Find out how many lines of the material contain the string "ProShow" and give only that figure.

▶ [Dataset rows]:
-- start --
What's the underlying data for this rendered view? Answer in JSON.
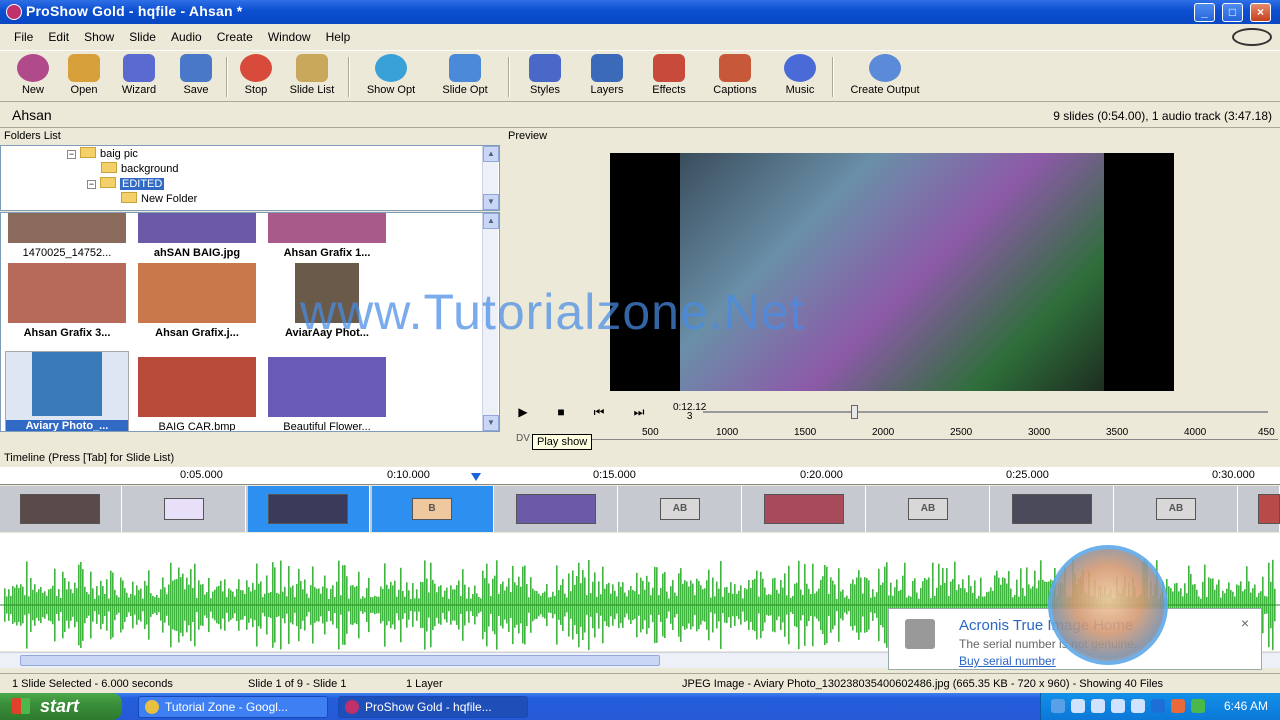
{
  "window": {
    "title": "ProShow Gold - hqfile - Ahsan *"
  },
  "menu": [
    "File",
    "Edit",
    "Show",
    "Slide",
    "Audio",
    "Create",
    "Window",
    "Help"
  ],
  "toolbar": [
    {
      "label": "New",
      "icon": "new-icon",
      "color": "#b04a8a"
    },
    {
      "label": "Open",
      "icon": "open-icon",
      "color": "#d8a03a"
    },
    {
      "label": "Wizard",
      "icon": "wizard-icon",
      "color": "#5a6ad0"
    },
    {
      "label": "Save",
      "icon": "save-icon",
      "color": "#4a78c8"
    },
    {
      "label": "Stop",
      "icon": "stop-icon",
      "color": "#d84a3a"
    },
    {
      "label": "Slide List",
      "icon": "slide-list-icon",
      "color": "#c8a85a"
    },
    {
      "label": "Show Opt",
      "icon": "show-options-icon",
      "color": "#3aa0d8"
    },
    {
      "label": "Slide Opt",
      "icon": "slide-options-icon",
      "color": "#4a8ad8"
    },
    {
      "label": "Styles",
      "icon": "styles-icon",
      "color": "#4a68c8"
    },
    {
      "label": "Layers",
      "icon": "layers-icon",
      "color": "#3a6ab8"
    },
    {
      "label": "Effects",
      "icon": "effects-icon",
      "color": "#c84a3a"
    },
    {
      "label": "Captions",
      "icon": "captions-icon",
      "color": "#c8583a"
    },
    {
      "label": "Music",
      "icon": "music-icon",
      "color": "#4a6ad8"
    },
    {
      "label": "Create Output",
      "icon": "create-output-icon",
      "color": "#5a8ad8"
    }
  ],
  "show": {
    "name": "Ahsan",
    "info": "9 slides (0:54.00), 1 audio track (3:47.18)"
  },
  "folders": {
    "header": "Folders List",
    "items": [
      {
        "label": "baig pic",
        "expander": "−"
      },
      {
        "label": "background",
        "expander": ""
      },
      {
        "label": "EDITED",
        "expander": "−"
      },
      {
        "label": "New Folder",
        "expander": ""
      }
    ]
  },
  "files": [
    {
      "name": "1470025_14752...",
      "color": "#8a6a5a"
    },
    {
      "name": "ahSAN BAIG.jpg",
      "color": "#6a5aa8"
    },
    {
      "name": "Ahsan Grafix 1...",
      "color": "#a85a8a"
    },
    {
      "name": "Ahsan Grafix 3...",
      "color": "#b86a5a"
    },
    {
      "name": "Ahsan Grafix.j...",
      "color": "#c8784a"
    },
    {
      "name": "AviarAay Phot...",
      "color": "#6a5a4a"
    },
    {
      "name": "Aviary Photo_...",
      "color": "#3a7ab8"
    },
    {
      "name": "BAIG CAR.bmp",
      "color": "#b84a3a"
    },
    {
      "name": "Beautiful Flower...",
      "color": "#6a5ab8"
    }
  ],
  "preview": {
    "header": "Preview",
    "watermark": "www.Tutorialzone.Net",
    "timecode": "0:12.12",
    "frame": "3",
    "tooltip": "Play show",
    "ruler_label": "DV",
    "ruler_ticks": [
      "500",
      "1000",
      "1500",
      "2000",
      "2500",
      "3000",
      "3500",
      "4000",
      "450"
    ]
  },
  "timeline": {
    "header": "Timeline (Press [Tab] for Slide List)",
    "ticks": [
      "0:05.000",
      "0:10.000",
      "0:15.000",
      "0:20.000",
      "0:25.000",
      "0:30.000"
    ],
    "transition_label": "AB",
    "transition_selected_label": "B"
  },
  "notification": {
    "title": "Acronis True Image Home",
    "message": "The serial number is not genuine.",
    "link": "Buy serial number",
    "close": "×"
  },
  "status": {
    "selected": "1 Slide Selected - 6.000 seconds",
    "slide": "Slide 1 of 9 - Slide 1",
    "layers": "1 Layer",
    "file": "JPEG Image - Aviary Photo_130238035400602486.jpg (665.35 KB - 720 x 960) - Showing 40 Files"
  },
  "taskbar": {
    "start": "start",
    "tasks": [
      "Tutorial Zone - Googl...",
      "ProShow Gold - hqfile..."
    ],
    "clock": "6:46 AM"
  }
}
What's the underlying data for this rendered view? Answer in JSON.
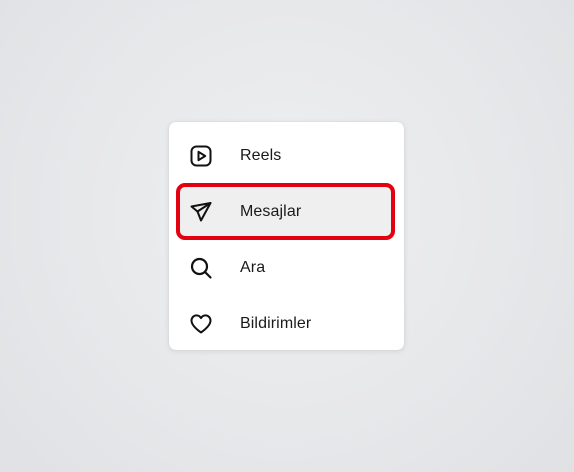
{
  "menu": {
    "items": [
      {
        "label": "Reels",
        "icon": "reels-icon"
      },
      {
        "label": "Mesajlar",
        "icon": "paper-plane-icon",
        "highlighted": true
      },
      {
        "label": "Ara",
        "icon": "search-icon"
      },
      {
        "label": "Bildirimler",
        "icon": "heart-icon"
      }
    ]
  },
  "colors": {
    "highlight": "#e3000f",
    "hover_background": "#efefef",
    "text": "#1a1a1a"
  }
}
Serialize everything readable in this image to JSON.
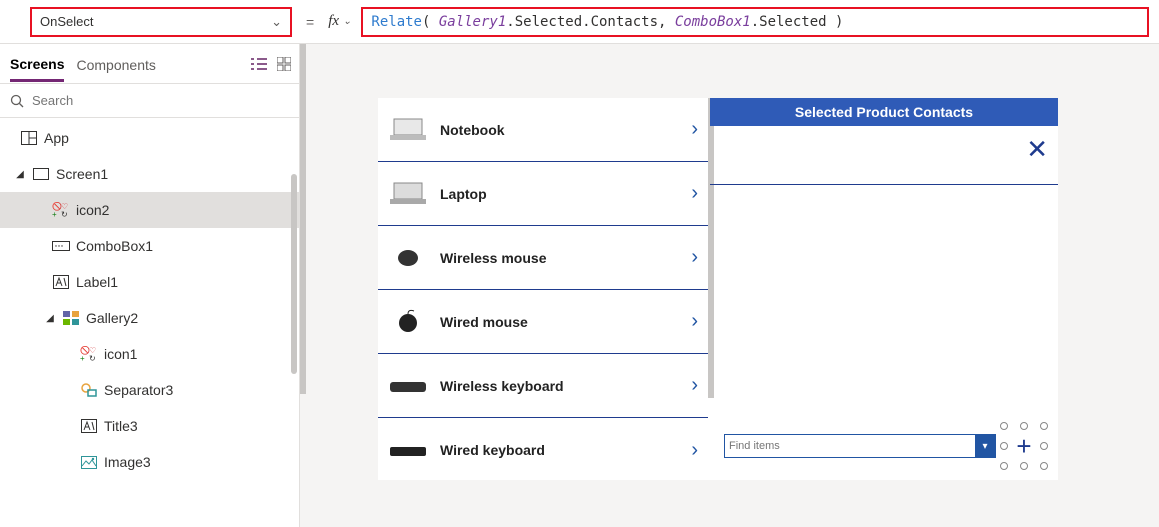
-- end --
▶ [Solved problem]:
2